## What you should do
In the records below, find each line with the word "Субвенции" and copy it.

BEGIN Data provided

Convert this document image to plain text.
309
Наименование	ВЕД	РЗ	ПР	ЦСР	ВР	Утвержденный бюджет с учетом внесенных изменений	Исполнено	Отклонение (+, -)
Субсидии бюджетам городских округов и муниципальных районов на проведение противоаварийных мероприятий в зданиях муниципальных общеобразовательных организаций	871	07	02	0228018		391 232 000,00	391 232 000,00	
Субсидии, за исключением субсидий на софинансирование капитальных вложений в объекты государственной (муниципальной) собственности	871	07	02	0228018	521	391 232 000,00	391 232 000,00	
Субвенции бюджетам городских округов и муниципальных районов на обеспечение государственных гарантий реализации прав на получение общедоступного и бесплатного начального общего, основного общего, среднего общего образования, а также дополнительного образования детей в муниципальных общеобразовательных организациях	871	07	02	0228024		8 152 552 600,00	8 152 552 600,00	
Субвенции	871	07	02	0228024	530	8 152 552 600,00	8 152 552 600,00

END Data provided
BEGIN Data provided

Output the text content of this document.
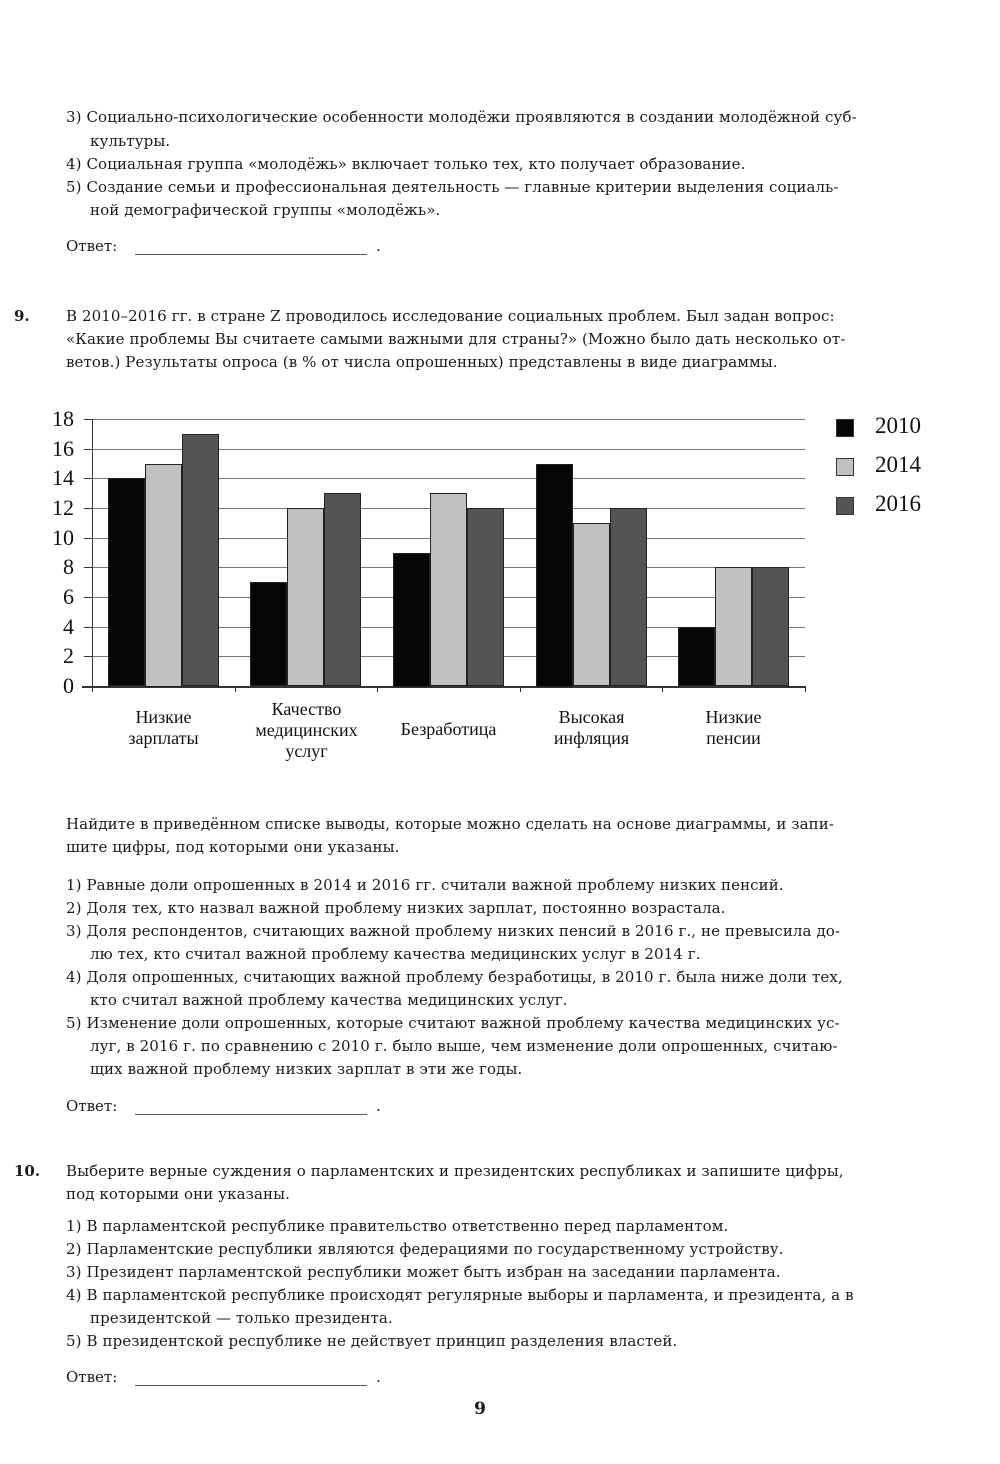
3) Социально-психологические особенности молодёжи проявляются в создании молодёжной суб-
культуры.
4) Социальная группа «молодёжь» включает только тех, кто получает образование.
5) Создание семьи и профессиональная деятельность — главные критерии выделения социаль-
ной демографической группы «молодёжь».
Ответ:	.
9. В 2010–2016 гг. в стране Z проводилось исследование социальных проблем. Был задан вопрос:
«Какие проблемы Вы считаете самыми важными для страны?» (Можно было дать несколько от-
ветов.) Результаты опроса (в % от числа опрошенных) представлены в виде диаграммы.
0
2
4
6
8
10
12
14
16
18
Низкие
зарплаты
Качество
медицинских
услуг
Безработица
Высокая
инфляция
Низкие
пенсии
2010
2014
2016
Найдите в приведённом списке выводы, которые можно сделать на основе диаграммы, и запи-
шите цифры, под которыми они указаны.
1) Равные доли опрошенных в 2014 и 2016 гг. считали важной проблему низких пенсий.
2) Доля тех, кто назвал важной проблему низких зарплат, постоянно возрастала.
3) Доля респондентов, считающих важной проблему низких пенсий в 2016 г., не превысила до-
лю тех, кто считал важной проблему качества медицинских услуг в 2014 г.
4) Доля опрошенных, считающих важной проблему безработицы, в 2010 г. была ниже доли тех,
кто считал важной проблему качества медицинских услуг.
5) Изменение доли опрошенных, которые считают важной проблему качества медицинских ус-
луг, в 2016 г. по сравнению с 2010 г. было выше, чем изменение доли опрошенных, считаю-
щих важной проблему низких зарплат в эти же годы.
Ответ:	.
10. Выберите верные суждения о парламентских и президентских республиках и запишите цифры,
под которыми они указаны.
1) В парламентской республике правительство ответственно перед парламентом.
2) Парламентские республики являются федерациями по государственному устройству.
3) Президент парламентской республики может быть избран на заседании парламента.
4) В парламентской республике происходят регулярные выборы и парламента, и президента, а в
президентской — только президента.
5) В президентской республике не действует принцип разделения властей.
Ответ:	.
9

END Data provided

## Output of the exercise
Субвенции бюджетам городских округов и муниципальных районов на обеспечение государственных гарантий реализации прав на получение общедоступного и бесплатного начального общего, основного общего, среднего общего образования, а также дополнительного образования детей в муниципальных общеобразовательных организациях	871	07	02	0228024		8 152 552 600,00	8 152 552 600,00	
Субвенции	871	07	02	0228024	530	8 152 552 600,00	8 152 552 600,00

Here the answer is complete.